→ **WORK TO BE COMPLETED**:
Write out the listing below again, precisely as it is given.

→ **ENTRIES SHOWN**:
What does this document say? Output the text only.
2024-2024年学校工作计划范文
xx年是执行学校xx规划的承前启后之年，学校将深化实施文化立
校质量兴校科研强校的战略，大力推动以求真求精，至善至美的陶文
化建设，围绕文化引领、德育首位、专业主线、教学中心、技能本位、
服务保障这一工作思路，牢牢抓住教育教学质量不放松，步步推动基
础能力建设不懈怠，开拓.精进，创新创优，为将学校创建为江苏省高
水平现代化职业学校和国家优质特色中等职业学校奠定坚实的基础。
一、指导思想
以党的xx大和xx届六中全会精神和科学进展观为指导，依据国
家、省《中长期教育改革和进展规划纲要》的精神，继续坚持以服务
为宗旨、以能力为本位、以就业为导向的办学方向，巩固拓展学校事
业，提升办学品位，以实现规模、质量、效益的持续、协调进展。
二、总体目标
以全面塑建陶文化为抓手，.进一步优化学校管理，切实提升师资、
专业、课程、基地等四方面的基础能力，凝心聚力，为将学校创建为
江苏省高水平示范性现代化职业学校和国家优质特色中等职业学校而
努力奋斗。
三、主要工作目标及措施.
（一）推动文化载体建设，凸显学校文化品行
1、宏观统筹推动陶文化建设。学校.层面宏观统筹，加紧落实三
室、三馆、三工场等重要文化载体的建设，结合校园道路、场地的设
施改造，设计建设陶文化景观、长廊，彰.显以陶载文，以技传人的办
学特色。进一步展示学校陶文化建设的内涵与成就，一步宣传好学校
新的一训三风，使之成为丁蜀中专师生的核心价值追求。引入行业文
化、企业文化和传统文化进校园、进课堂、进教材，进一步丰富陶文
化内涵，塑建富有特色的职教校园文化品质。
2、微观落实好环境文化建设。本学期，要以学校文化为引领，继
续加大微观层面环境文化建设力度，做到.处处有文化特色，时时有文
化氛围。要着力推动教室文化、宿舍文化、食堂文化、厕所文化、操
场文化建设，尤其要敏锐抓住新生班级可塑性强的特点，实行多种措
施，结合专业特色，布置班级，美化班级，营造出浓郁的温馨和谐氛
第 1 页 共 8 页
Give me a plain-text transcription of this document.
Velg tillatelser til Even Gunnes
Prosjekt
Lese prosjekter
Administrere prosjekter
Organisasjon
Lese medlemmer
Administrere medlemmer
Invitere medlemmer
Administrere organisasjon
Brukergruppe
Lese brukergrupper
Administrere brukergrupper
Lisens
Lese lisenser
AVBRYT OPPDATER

→ **RESULT BELOW**:
What does this document say? Output the text only.
2024-2024年学校工作计划范文
xx年是执行学校xx规划的承前启后之年，学校将深化实施文化立
校质量兴校科研强校的战略，大力推动以求真求精，至善至美的陶文
化建设，围绕文化引领、德育首位、专业主线、教学中心、技能本位、
服务保障这一工作思路，牢牢抓住教育教学质量不放松，步步推动基
础能力建设不懈怠，开拓.精进，创新创优，为将学校创建为江苏省高
水平现代化职业学校和国家优质特色中等职业学校奠定坚实的基础。
一、指导思想
以党的xx大和xx届六中全会精神和科学进展观为指导，依据国
家、省《中长期教育改革和进展规划纲要》的精神，继续坚持以服务
为宗旨、以能力为本位、以就业为导向的办学方向，巩固拓展学校事
业，提升办学品位，以实现规模、质量、效益的持续、协调进展。
二、总体目标
以全面塑建陶文化为抓手，.进一步优化学校管理，切实提升师资、
专业、课程、基地等四方面的基础能力，凝心聚力，为将学校创建为
江苏省高水平示范性现代化职业学校和国家优质特色中等职业学校而
努力奋斗。
三、主要工作目标及措施.
（一）推动文化载体建设，凸显学校文化品行
1、宏观统筹推动陶文化建设。学校.层面宏观统筹，加紧落实三
室、三馆、三工场等重要文化载体的建设，结合校园道路、场地的设
施改造，设计建设陶文化景观、长廊，彰.显以陶载文，以技传人的办
学特色。进一步展示学校陶文化建设的内涵与成就，一步宣传好学校
新的一训三风，使之成为丁蜀中专师生的核心价值追求。引入行业文
化、企业文化和传统文化进校园、进课堂、进教材，进一步丰富陶文
化内涵，塑建富有特色的职教校园文化品质。
2、微观落实好环境文化建设。本学期，要以学校文化为引领，继
续加大微观层面环境文化建设力度，做到.处处有文化特色，时时有文
化氛围。要着力推动教室文化、宿舍文化、食堂文化、厕所文化、操
场文化建设，尤其要敏锐抓住新生班级可塑性强的特点，实行多种措
施，结合专业特色，布置班级，美化班级，营造出浓郁的温馨和谐氛
第 1 页 共 8 页
Give me a plain-text transcription of this document.
Velg tillatelser til Even Gunnes
Prosjekt
Lese prosjekter
Administrere prosjekter
Organisasjon
Lese medlemmer
Administrere medlemmer
Invitere medlemmer
Administrere organisasjon
Brukergruppe
Lese brukergrupper
Administrere brukergrupper
Lisens
Lese lisenser
AVBRYT OPPDATER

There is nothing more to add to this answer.